Consegna:
Rispondi a queste domande sul brano sulla tassazione delle opere d'arte:
1. Quale disposizione del TUIR potrebbe assoggettare a IRPEF i proventi dalla vendita di opere d'arte?
2. Quale quota del corrispettivo della cessione era stata ipotizzata come tassazione forfettaria?
3. Entro quale percentuale del corrispettivo conseguito dovrebbe restare un'aliquota ragionevole?
=== Brano da leggere ===
Dobbiamo sottolineare ancora una volta che le singole ipotesi devono essere vagliate caso per caso, valutandone pure la concomitanza, e che pertanto alle indicazioni fornite non può attribuirsi valenza generale.

Non deve infine essere dimenticata una possibile qualificazione residuale ai fini delle imposte sui redditi secondo la quale i proventi derivanti dalla vendita di opere d’arte, di antiquariato e collezionismo (anche al di fuori di un’attività imprenditoriale), potrebbero essere assoggettati a IRPEF ai sensi dell’art. 67, comma 1, lettera i), TUIR che concerne i “redditi derivanti dallo svolgimento di attività commerciali non esercitate abitualmente”.

Ed è proprio utilizzando una norma di “interpretazione” dell’appena citato riferimento normativo che in sede di bozza della legge di Bilancio 2018 era stata, in sintesi, paventata la possibilità di tassare la differenza tra il corrispettivo ricevuto (al netto di eventuali commissioni pagate a intermediari) e il costo di acquisto (ovvero “di carico”, in caso di successione o donazione) debitamente documentato delle opere cedute (aumentato di taluni costi, ad esempio dei costi di assicurazione, restauro, conservazione e custodia).

In alternativa era stata ipotizzata (con criterio forfettario) la tassazione del 40% del corrispettivo della cessione.

La previsione è stata abbandonata, almeno per ora, considerato che non è nota la ragione politica o tecnica della scelta. Le proteste sollevate dai rappresentanti delle associazioni di categoria potrebbero aver prodotto un semplice “ripensamento pre-elettorale” dell’apparato ministeriale ma non può essere escluso che siano allo studio alternative diverse per dare rilevanza fiscale ai guadagni derivanti dalla cessione di opere d’arte da parte dei privati.

Non è questa la sede per commentare analiticamente il “tentativo” di ampliare la casistica di rilevanza fiscale, peraltro con effetto retroattivo: è però da qualificare come inaccettabile, perché indiscriminata – ad esempio- l’ipotesi di sottoposizione a tassazione anche delle operazioni di semplice smobilizzo patrimoniale di beni acquisiti per donazione o successione, in passato dalla stessa Amministrazione Finanziaria giudicate come aventi natura chiaramente ”non“commerciale.

Una annotazione conclusiva.

Il mercato dell’arte è stato definito da acuti osservatori come uno dei mercati a più alta opacità sistemica e, pertanto, è certamente auspicabile una migliore regolamentazione.

Se da un lato devono essere individuati e sanzionati severamente i “collezionisti di facciata” (magari “ex mercanti”) che trovano fiscalmente più conveniente simulare attività “privatistiche”, dall’altro non devono essere ideate soluzioni che sembrano esclusivamente indirizzate a generare gettito per l’Erario, senza curarsi delle conseguenze sui players del mercato e, di riflesso, sul gettito tributario atteso

In futuro, le norme di eventuale tassazione in capo ai privati dei redditi derivanti dalla cessione di beni sul mercato dell’arte dovranno essere non solo ragionevoli (ad esempio con una aliquota contenuta a non più del 10% del corrispettivo conseguito), semplici e chiare ma anche ponderate, senza sottovalutare la complessità di un settore che nel nostro Paese stenta da troppi anni a sopravvivere.
=== Dati forniti ===
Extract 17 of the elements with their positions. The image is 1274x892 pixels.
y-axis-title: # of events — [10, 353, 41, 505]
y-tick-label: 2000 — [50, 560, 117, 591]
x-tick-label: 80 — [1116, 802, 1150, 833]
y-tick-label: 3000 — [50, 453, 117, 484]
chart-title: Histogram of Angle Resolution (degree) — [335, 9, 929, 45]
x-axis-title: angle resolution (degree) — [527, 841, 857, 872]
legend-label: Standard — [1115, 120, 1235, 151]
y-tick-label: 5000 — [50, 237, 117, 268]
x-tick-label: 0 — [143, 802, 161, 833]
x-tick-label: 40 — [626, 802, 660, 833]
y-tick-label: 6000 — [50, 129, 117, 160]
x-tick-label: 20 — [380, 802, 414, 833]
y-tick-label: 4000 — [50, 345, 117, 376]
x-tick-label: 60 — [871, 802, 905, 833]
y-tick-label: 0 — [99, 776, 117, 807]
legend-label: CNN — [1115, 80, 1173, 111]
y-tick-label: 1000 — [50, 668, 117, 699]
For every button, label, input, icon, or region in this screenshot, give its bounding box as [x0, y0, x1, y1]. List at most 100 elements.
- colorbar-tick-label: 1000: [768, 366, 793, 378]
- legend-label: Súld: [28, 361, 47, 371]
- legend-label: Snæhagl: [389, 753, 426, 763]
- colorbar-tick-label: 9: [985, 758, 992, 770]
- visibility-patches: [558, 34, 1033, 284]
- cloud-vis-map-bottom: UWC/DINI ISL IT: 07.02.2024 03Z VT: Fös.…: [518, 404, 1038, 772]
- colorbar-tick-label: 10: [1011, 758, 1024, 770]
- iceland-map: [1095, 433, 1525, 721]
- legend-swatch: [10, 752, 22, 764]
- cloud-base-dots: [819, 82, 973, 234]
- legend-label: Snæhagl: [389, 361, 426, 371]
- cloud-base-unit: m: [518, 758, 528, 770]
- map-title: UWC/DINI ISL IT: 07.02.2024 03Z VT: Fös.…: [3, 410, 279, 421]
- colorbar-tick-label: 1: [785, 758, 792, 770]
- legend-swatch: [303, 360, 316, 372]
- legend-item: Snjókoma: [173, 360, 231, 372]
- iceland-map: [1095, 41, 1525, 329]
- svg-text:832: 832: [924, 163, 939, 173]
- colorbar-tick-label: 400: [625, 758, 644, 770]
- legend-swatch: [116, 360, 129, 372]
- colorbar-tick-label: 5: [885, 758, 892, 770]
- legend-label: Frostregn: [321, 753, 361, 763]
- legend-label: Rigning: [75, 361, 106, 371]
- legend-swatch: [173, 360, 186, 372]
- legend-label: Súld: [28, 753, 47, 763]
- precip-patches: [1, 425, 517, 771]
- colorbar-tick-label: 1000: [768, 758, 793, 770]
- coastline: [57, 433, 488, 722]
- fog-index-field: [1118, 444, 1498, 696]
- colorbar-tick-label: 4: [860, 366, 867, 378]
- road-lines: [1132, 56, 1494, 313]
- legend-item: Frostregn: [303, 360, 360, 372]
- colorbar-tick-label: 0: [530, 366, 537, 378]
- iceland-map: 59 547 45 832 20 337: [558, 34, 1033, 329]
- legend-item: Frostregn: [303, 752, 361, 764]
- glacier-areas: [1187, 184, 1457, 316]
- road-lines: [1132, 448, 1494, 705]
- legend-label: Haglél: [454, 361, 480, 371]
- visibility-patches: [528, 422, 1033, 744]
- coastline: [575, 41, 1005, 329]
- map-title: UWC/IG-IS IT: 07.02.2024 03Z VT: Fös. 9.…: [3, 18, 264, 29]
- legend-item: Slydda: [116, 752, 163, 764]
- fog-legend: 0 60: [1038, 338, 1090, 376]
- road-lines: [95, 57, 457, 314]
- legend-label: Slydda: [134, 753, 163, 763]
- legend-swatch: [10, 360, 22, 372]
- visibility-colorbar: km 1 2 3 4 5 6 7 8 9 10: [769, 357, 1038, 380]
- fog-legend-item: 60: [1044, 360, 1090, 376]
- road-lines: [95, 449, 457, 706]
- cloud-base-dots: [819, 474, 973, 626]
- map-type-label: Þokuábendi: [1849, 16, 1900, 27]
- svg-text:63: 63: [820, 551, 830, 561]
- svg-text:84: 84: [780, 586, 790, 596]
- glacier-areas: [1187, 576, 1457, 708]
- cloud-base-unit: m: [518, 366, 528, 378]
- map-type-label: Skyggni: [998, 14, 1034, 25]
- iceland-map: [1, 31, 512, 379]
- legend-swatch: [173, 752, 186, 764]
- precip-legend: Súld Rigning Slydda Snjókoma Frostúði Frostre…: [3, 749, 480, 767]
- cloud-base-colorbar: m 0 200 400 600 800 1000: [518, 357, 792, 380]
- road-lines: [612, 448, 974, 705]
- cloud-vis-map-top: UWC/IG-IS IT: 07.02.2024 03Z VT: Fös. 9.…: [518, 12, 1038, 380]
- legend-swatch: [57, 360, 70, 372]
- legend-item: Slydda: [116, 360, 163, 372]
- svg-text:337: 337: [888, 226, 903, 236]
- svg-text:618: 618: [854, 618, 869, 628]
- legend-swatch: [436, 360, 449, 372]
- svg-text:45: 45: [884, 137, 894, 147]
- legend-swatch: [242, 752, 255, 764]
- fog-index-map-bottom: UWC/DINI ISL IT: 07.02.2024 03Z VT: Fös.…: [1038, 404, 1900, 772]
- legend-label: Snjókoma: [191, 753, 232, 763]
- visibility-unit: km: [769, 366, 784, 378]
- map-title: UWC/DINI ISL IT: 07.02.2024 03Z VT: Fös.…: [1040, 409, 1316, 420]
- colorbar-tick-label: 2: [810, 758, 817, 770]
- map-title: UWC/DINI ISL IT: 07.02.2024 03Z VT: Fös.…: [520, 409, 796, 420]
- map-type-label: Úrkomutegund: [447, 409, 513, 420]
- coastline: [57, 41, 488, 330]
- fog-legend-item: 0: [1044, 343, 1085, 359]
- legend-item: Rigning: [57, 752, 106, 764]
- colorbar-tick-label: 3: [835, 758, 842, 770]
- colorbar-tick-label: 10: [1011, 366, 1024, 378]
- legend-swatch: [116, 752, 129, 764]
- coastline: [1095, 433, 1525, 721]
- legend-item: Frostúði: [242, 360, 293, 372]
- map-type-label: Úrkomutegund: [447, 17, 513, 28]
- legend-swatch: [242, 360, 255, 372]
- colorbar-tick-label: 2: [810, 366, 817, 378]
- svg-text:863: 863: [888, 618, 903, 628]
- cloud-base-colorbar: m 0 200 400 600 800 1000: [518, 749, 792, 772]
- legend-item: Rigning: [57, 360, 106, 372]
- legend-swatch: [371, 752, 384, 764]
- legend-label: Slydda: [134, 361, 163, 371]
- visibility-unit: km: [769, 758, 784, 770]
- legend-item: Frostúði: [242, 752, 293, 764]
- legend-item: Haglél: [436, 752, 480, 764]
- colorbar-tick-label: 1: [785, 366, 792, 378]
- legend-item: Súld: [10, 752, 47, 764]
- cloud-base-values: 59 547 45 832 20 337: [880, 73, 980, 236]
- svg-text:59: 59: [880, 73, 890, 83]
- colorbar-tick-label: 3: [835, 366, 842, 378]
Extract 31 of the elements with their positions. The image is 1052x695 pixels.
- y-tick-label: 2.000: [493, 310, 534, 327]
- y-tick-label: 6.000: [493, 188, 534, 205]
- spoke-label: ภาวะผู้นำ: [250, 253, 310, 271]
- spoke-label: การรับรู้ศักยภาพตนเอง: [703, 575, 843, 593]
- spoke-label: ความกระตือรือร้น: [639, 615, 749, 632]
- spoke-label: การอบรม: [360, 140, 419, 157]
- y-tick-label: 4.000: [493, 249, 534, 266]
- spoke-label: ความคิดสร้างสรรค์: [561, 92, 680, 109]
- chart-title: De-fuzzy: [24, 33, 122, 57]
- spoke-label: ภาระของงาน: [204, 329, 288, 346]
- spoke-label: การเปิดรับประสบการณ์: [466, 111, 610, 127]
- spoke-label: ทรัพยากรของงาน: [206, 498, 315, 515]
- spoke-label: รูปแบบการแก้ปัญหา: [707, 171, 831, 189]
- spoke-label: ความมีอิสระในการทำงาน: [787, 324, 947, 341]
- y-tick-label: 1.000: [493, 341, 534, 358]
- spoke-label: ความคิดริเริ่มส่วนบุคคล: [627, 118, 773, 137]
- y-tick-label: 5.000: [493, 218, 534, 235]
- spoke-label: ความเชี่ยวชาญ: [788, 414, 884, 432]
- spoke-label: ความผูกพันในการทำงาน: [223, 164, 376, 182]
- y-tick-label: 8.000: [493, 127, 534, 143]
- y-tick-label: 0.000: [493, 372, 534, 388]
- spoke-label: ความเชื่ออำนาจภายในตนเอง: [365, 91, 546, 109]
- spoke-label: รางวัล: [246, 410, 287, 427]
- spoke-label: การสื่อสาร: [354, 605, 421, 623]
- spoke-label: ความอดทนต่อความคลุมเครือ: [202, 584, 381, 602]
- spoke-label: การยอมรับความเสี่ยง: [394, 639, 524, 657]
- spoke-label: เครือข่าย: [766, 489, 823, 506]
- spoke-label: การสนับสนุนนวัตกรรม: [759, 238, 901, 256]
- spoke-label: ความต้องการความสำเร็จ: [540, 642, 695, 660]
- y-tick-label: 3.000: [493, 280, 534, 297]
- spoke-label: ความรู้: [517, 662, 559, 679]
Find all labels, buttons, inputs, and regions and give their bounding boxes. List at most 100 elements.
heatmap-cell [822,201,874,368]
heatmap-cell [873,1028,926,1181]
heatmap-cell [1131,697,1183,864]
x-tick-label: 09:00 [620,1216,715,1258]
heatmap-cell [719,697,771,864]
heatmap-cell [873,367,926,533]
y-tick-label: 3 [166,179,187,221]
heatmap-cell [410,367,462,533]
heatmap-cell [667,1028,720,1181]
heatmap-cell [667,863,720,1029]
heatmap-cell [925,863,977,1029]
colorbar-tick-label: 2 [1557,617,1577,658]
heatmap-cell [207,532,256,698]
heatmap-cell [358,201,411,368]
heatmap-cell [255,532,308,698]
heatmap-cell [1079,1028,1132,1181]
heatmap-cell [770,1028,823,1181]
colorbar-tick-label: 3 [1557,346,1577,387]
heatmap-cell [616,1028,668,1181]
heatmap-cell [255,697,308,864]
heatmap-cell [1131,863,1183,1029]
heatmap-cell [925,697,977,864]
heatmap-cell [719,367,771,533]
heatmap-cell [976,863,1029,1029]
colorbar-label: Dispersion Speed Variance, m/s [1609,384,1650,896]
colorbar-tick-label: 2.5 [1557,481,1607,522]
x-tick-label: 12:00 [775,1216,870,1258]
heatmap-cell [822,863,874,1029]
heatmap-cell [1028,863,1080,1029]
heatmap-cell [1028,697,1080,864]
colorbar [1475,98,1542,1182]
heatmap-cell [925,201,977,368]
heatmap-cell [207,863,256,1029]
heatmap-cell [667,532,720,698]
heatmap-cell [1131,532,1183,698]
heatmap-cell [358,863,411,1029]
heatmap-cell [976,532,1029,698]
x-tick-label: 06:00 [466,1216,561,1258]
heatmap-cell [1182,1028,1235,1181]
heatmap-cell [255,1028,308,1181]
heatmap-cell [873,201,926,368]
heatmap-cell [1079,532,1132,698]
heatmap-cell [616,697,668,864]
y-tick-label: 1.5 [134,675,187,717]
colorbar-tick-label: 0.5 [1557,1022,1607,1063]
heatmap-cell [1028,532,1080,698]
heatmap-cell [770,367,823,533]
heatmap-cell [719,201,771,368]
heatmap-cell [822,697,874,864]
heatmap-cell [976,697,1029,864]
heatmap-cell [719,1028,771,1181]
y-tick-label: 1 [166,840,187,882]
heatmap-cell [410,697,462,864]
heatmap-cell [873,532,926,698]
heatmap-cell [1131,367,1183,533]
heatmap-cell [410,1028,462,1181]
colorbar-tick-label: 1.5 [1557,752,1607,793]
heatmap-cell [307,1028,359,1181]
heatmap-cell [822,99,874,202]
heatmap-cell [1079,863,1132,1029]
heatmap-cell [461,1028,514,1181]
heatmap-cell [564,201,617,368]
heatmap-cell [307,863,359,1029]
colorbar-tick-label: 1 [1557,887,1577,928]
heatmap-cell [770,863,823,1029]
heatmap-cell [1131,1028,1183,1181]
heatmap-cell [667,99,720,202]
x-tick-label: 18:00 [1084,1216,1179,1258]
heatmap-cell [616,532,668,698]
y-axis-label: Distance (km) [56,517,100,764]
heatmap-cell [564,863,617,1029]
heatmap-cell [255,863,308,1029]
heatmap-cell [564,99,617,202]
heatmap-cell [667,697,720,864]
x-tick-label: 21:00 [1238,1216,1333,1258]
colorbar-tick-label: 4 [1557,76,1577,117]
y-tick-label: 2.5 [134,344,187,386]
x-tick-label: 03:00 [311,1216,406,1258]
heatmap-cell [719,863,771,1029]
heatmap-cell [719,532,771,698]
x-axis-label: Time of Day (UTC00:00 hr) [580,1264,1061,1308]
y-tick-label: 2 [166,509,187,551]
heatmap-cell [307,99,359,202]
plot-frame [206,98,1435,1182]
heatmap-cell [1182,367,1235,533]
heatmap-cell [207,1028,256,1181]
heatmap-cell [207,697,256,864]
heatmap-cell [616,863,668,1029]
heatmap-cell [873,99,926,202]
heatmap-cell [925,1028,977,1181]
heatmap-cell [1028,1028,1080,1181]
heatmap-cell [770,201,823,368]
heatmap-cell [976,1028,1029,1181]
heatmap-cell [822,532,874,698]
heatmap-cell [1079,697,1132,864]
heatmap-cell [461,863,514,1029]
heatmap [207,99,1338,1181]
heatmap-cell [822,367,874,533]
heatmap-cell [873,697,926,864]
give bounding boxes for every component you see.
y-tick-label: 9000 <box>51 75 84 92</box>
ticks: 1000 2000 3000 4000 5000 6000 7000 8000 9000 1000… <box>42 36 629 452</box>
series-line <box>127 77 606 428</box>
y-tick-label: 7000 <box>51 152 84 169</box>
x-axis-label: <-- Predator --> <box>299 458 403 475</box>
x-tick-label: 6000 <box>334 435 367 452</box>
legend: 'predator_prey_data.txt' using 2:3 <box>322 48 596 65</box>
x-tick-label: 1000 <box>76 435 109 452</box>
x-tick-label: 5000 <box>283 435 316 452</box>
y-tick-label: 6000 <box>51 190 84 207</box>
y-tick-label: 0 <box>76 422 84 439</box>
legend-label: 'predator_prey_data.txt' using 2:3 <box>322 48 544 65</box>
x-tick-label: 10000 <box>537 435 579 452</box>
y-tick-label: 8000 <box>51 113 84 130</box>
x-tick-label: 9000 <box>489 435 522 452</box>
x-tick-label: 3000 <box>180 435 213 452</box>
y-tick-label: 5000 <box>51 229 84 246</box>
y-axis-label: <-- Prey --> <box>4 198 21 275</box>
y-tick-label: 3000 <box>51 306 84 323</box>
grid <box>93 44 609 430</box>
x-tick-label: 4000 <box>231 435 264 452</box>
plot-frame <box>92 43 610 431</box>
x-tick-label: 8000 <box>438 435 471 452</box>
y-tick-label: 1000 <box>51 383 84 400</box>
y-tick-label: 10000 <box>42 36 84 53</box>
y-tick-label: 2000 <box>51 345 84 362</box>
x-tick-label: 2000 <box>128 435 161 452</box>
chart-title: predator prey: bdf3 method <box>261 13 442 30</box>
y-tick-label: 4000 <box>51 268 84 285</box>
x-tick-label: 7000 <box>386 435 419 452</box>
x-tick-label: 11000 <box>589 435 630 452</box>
===
Risposta completa:
1. L'art. 67, comma 1, lettera i), TUIR.
2. Il 40% del corrispettivo.
3. Non più del 10% del corrispettivo conseguito.